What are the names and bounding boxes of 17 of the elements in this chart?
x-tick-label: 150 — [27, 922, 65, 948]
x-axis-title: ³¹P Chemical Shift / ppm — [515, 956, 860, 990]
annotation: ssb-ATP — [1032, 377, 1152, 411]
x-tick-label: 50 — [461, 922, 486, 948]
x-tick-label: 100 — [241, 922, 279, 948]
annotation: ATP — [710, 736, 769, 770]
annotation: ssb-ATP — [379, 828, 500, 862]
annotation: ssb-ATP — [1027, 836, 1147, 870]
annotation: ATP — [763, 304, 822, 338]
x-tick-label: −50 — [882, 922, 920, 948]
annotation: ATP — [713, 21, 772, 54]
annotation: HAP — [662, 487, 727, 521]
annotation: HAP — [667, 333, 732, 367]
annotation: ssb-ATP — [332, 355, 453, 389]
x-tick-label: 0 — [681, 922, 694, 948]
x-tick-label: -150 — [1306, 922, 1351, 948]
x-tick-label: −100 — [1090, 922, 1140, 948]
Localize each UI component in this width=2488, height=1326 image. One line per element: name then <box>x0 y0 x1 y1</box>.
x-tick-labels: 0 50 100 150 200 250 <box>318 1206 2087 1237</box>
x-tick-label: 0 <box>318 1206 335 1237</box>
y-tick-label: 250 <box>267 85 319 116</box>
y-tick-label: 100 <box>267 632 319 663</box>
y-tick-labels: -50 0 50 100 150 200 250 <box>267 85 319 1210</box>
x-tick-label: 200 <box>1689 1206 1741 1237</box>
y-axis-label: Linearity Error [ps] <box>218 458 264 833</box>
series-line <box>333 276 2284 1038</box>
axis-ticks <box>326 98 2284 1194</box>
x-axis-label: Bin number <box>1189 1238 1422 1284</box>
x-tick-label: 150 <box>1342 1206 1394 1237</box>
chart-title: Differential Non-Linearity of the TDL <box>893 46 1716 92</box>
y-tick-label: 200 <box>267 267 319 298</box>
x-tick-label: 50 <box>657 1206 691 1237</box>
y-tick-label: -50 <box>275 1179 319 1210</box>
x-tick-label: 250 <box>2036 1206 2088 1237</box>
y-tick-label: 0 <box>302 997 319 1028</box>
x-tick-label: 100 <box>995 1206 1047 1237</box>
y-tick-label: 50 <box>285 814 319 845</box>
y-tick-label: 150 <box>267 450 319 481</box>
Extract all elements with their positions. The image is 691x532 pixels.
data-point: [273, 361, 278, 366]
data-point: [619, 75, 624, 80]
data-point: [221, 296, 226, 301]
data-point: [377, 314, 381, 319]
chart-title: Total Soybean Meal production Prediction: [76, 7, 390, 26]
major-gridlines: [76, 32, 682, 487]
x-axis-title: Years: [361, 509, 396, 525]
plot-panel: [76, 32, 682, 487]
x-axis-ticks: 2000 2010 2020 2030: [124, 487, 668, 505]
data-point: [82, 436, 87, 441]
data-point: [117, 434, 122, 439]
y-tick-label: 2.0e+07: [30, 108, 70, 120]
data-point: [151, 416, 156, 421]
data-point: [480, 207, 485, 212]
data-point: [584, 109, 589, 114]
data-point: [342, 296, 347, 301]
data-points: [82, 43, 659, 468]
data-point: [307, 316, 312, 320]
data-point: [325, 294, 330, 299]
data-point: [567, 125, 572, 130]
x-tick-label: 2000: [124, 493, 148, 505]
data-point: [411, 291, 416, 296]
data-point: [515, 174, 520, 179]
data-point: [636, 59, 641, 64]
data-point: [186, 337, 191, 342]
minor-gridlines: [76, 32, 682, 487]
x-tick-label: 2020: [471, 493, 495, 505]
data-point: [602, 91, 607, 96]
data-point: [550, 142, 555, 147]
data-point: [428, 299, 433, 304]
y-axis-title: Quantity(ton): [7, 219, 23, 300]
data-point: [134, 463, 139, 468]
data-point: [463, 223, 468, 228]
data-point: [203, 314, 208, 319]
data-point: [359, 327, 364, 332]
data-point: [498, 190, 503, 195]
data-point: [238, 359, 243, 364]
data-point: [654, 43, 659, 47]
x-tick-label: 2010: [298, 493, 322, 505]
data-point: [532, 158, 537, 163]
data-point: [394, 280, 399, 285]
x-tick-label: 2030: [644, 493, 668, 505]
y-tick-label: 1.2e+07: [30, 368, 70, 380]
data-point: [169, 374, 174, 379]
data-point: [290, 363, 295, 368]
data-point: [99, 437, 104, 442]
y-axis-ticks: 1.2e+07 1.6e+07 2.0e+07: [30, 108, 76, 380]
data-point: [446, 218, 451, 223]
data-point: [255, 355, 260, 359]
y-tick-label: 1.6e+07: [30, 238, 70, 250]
══════════
## Prompt
How many lines in the items above contain the string "this"? Case counts. Reply with the number alone.

## Final answer
2